• INSTRUCTION
Provide an exact transcription of all the records.

--- Begin ---

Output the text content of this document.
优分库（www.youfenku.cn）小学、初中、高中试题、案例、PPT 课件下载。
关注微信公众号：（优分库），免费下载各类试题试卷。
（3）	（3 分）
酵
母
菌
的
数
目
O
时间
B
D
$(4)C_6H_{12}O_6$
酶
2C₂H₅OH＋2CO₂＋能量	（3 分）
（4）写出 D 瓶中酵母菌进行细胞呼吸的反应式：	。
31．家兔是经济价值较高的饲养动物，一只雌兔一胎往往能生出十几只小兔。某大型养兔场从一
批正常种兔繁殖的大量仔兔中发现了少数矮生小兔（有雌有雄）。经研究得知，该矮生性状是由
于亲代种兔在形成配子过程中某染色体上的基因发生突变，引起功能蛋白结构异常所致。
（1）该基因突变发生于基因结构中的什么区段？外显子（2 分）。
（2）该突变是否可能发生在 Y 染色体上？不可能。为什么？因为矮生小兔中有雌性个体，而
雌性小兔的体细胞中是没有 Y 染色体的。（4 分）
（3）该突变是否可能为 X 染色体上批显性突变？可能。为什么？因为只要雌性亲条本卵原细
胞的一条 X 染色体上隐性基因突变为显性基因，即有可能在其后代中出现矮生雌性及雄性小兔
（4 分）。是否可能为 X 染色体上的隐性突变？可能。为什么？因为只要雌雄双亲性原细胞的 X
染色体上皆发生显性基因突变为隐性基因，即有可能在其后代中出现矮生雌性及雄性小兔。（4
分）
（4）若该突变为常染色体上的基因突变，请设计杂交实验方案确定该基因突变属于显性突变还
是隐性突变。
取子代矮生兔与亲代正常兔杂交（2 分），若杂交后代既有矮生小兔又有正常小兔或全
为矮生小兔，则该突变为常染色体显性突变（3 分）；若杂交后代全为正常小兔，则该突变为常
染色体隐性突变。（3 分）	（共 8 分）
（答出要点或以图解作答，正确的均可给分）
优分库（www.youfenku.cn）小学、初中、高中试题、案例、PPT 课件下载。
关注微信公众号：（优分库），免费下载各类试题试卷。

--- End ---

• TASK RESPONSE
Output the text content of this document.
优分库（www.youfenku.cn）小学、初中、高中试题、案例、PPT 课件下载。
关注微信公众号：（优分库），免费下载各类试题试卷。
（3）	（3 分）
酵
母
菌
的
数
目
O
时间
B
D
$(4)C_6H_{12}O_6$
酶
2C₂H₅OH＋2CO₂＋能量	（3 分）
（4）写出 D 瓶中酵母菌进行细胞呼吸的反应式：	。
31．家兔是经济价值较高的饲养动物，一只雌兔一胎往往能生出十几只小兔。某大型养兔场从一
批正常种兔繁殖的大量仔兔中发现了少数矮生小兔（有雌有雄）。经研究得知，该矮生性状是由
于亲代种兔在形成配子过程中某染色体上的基因发生突变，引起功能蛋白结构异常所致。
（1）该基因突变发生于基因结构中的什么区段？外显子（2 分）。
（2）该突变是否可能发生在 Y 染色体上？不可能。为什么？因为矮生小兔中有雌性个体，而
雌性小兔的体细胞中是没有 Y 染色体的。（4 分）
（3）该突变是否可能为 X 染色体上批显性突变？可能。为什么？因为只要雌性亲条本卵原细
胞的一条 X 染色体上隐性基因突变为显性基因，即有可能在其后代中出现矮生雌性及雄性小兔
（4 分）。是否可能为 X 染色体上的隐性突变？可能。为什么？因为只要雌雄双亲性原细胞的 X
染色体上皆发生显性基因突变为隐性基因，即有可能在其后代中出现矮生雌性及雄性小兔。（4
分）
（4）若该突变为常染色体上的基因突变，请设计杂交实验方案确定该基因突变属于显性突变还
是隐性突变。
取子代矮生兔与亲代正常兔杂交（2 分），若杂交后代既有矮生小兔又有正常小兔或全
为矮生小兔，则该突变为常染色体显性突变（3 分）；若杂交后代全为正常小兔，则该突变为常
染色体隐性突变。（3 分）	（共 8 分）
（答出要点或以图解作答，正确的均可给分）
优分库（www.youfenku.cn）小学、初中、高中试题、案例、PPT 课件下载。
关注微信公众号：（优分库），免费下载各类试题试卷。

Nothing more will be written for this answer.